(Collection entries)

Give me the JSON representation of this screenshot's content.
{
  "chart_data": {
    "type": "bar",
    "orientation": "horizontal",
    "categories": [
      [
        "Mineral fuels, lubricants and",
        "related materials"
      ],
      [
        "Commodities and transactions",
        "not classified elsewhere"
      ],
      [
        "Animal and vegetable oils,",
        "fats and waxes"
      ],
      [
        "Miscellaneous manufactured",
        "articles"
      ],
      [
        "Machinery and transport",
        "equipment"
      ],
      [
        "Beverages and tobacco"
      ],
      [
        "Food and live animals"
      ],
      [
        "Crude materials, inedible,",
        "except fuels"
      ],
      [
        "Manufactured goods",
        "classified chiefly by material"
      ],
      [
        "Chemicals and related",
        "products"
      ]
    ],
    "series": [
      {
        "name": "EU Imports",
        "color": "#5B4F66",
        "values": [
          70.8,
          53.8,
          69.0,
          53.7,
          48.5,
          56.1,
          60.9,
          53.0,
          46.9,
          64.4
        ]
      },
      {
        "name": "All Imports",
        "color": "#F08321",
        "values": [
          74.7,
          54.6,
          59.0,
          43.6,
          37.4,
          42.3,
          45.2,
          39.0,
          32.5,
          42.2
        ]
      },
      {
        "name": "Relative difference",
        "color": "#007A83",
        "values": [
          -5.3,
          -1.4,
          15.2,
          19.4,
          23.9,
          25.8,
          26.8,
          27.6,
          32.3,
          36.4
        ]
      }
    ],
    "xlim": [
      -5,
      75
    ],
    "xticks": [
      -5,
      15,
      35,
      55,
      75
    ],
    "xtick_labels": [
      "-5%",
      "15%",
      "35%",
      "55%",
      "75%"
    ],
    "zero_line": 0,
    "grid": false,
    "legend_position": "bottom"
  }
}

_Written instruction_: Work out how many lines of the listing above include the word "related". Reply with nothing but the count.

_Task response_: 2